Task instructions
Make an exact transcription of the material, leaving out all images.
** Start **
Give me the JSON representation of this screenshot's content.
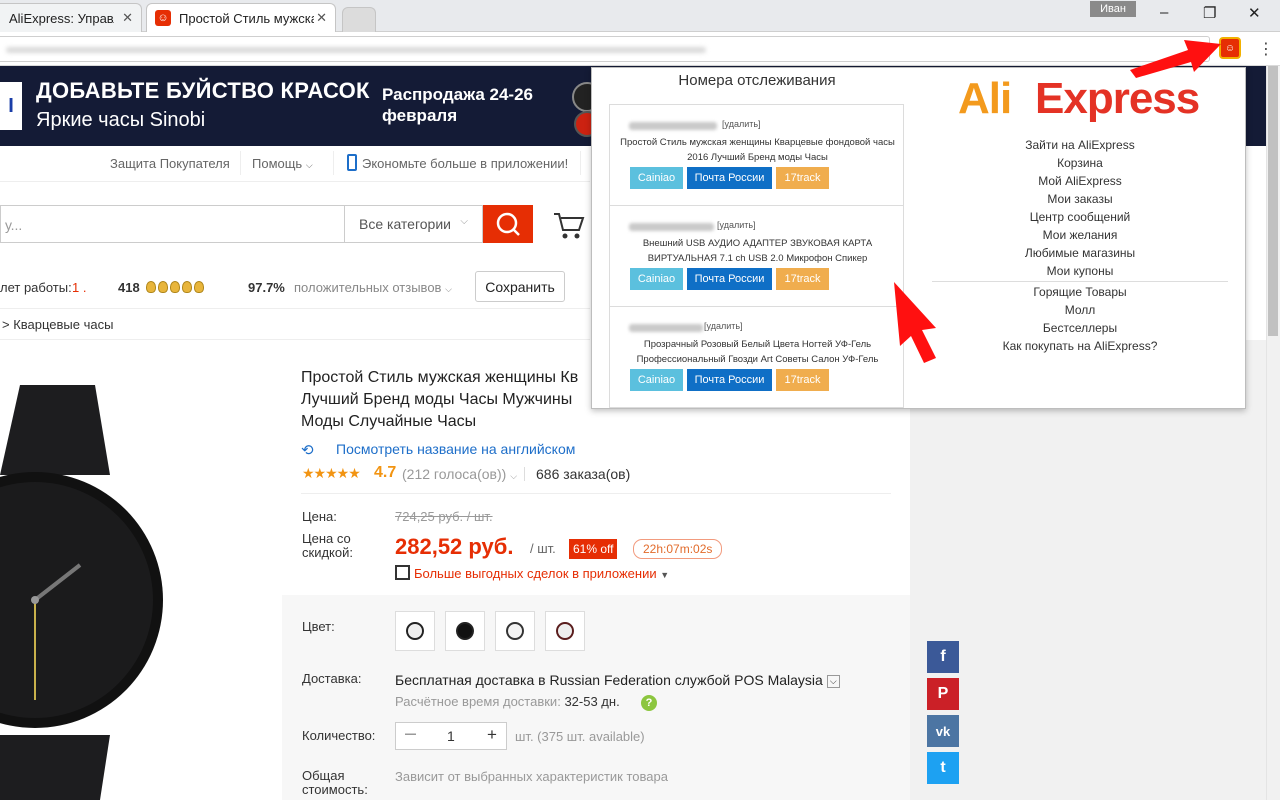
{
  "browser": {
    "tabs": [
      {
        "title": "AliExpress: Управля"
      },
      {
        "title": "Простой Стиль мужска"
      }
    ],
    "user": "Иван",
    "window_buttons": [
      "–",
      "❐",
      "✕"
    ]
  },
  "banner": {
    "headline": "ДОБАВЬТЕ БУЙСТВО КРАСОК",
    "subheadline": "Яркие часы Sinobi",
    "sale": "Распродажа 24-26 февраля"
  },
  "top_nav": {
    "buyer_protection": "Защита Покупателя",
    "help": "Помощь",
    "app": "Экономьте больше в приложении!"
  },
  "search": {
    "placeholder": "у...",
    "category": "Все категории"
  },
  "seller": {
    "years_label": "лет работы:",
    "years_value": "1 .",
    "score": "418",
    "positive": "97.7%",
    "positive_label": "положительных отзывов",
    "save_label": "Сохранить"
  },
  "breadcrumb": "> Кварцевые часы",
  "product": {
    "title": "Простой Стиль мужская женщины Кв Лучший Бренд моды Часы Мужчины Моды Случайные Часы",
    "translate_link": "Посмотреть название на английском",
    "stars": "★★★★★",
    "rating": "4.7",
    "votes": "(212 голоса(ов))",
    "orders": "686 заказа(ов)",
    "price_label": "Цена:",
    "old_price": "724,25 руб. / шт.",
    "discount_price_label": "Цена со скидкой:",
    "new_price": "282,52 руб.",
    "unit": "/ шт.",
    "discount": "61% off",
    "timer": "22h:07m:02s",
    "app_deals": "Больше выгодных сделок в приложении",
    "color_label": "Цвет:",
    "shipping_label": "Доставка:",
    "shipping_text": "Бесплатная доставка в Russian Federation службой POS Malaysia",
    "shipping_time_label": "Расчётное время доставки:",
    "shipping_time": "32-53 дн.",
    "quantity_label": "Количество:",
    "quantity": "1",
    "qty_minus": "—",
    "qty_plus": "+",
    "availability": "шт. (375 шт. available)",
    "total_label": "Общая стоимость:",
    "total_value": "Зависит от выбранных характеристик товара"
  },
  "social": [
    "f",
    "P",
    "vk",
    "t"
  ],
  "popup": {
    "heading": "Номера отслеживания",
    "tracks": [
      {
        "delete": "[удалить]",
        "description": "Простой Стиль мужская женщины Кварцевые фондовой часы 2016 Лучший Бренд моды Часы",
        "btn_cainiao": "Cainiao",
        "btn_pochta": "Почта России",
        "btn_17": "17track"
      },
      {
        "delete": "[удалить]",
        "description": "Внешний USB АУДИО АДАПТЕР ЗВУКОВАЯ КАРТА ВИРТУАЛЬНАЯ 7.1 ch USB 2.0 Микрофон Спикер",
        "btn_cainiao": "Cainiao",
        "btn_pochta": "Почта России",
        "btn_17": "17track"
      },
      {
        "delete": "[удалить]",
        "description": "Прозрачный Розовый Белый Цвета Ногтей УФ-Гель Профессиональный Гвозди Art Советы Салон УФ-Гель",
        "btn_cainiao": "Cainiao",
        "btn_pochta": "Почта России",
        "btn_17": "17track"
      }
    ],
    "logo_ali": "Ali",
    "logo_express": "Express",
    "menu": [
      "Зайти на AliExpress",
      "Корзина",
      "Мой AliExpress",
      "Мои заказы",
      "Центр сообщений",
      "Мои желания",
      "Любимые магазины",
      "Мои купоны"
    ],
    "menu2": [
      "Горящие Товары",
      "Молл",
      "Бестселлеры",
      "Как покупать на AliExpress?"
    ]
  },
  "colors": {
    "accent": "#e62e04",
    "banner_bg": "#141b36",
    "link": "#1d6ec9",
    "star": "#f29412"
  }
}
** End **
Solution
Give me the JSON representation of this screenshot's content.
{
  "browser": {
    "tabs": [
      {
        "title": "AliExpress: Управля"
      },
      {
        "title": "Простой Стиль мужска"
      }
    ],
    "user": "Иван",
    "window_buttons": [
      "–",
      "❐",
      "✕"
    ]
  },
  "banner": {
    "headline": "ДОБАВЬТЕ БУЙСТВО КРАСОК",
    "subheadline": "Яркие часы Sinobi",
    "sale": "Распродажа 24-26 февраля"
  },
  "top_nav": {
    "buyer_protection": "Защита Покупателя",
    "help": "Помощь",
    "app": "Экономьте больше в приложении!"
  },
  "search": {
    "placeholder": "у...",
    "category": "Все категории"
  },
  "seller": {
    "years_label": "лет работы:",
    "years_value": "1 .",
    "score": "418",
    "positive": "97.7%",
    "positive_label": "положительных отзывов",
    "save_label": "Сохранить"
  },
  "breadcrumb": "> Кварцевые часы",
  "product": {
    "title": "Простой Стиль мужская женщины Кв Лучший Бренд моды Часы Мужчины Моды Случайные Часы",
    "translate_link": "Посмотреть название на английском",
    "stars": "★★★★★",
    "rating": "4.7",
    "votes": "(212 голоса(ов))",
    "orders": "686 заказа(ов)",
    "price_label": "Цена:",
    "old_price": "724,25 руб. / шт.",
    "discount_price_label": "Цена со скидкой:",
    "new_price": "282,52 руб.",
    "unit": "/ шт.",
    "discount": "61% off",
    "timer": "22h:07m:02s",
    "app_deals": "Больше выгодных сделок в приложении",
    "color_label": "Цвет:",
    "shipping_label": "Доставка:",
    "shipping_text": "Бесплатная доставка в Russian Federation службой POS Malaysia",
    "shipping_time_label": "Расчётное время доставки:",
    "shipping_time": "32-53 дн.",
    "quantity_label": "Количество:",
    "quantity": "1",
    "qty_minus": "—",
    "qty_plus": "+",
    "availability": "шт. (375 шт. available)",
    "total_label": "Общая стоимость:",
    "total_value": "Зависит от выбранных характеристик товара"
  },
  "social": [
    "f",
    "P",
    "vk",
    "t"
  ],
  "popup": {
    "heading": "Номера отслеживания",
    "tracks": [
      {
        "delete": "[удалить]",
        "description": "Простой Стиль мужская женщины Кварцевые фондовой часы 2016 Лучший Бренд моды Часы",
        "btn_cainiao": "Cainiao",
        "btn_pochta": "Почта России",
        "btn_17": "17track"
      },
      {
        "delete": "[удалить]",
        "description": "Внешний USB АУДИО АДАПТЕР ЗВУКОВАЯ КАРТА ВИРТУАЛЬНАЯ 7.1 ch USB 2.0 Микрофон Спикер",
        "btn_cainiao": "Cainiao",
        "btn_pochta": "Почта России",
        "btn_17": "17track"
      },
      {
        "delete": "[удалить]",
        "description": "Прозрачный Розовый Белый Цвета Ногтей УФ-Гель Профессиональный Гвозди Art Советы Салон УФ-Гель",
        "btn_cainiao": "Cainiao",
        "btn_pochta": "Почта России",
        "btn_17": "17track"
      }
    ],
    "logo_ali": "Ali",
    "logo_express": "Express",
    "menu": [
      "Зайти на AliExpress",
      "Корзина",
      "Мой AliExpress",
      "Мои заказы",
      "Центр сообщений",
      "Мои желания",
      "Любимые магазины",
      "Мои купоны"
    ],
    "menu2": [
      "Горящие Товары",
      "Молл",
      "Бестселлеры",
      "Как покупать на AliExpress?"
    ]
  },
  "colors": {
    "accent": "#e62e04",
    "banner_bg": "#141b36",
    "link": "#1d6ec9",
    "star": "#f29412"
  }
}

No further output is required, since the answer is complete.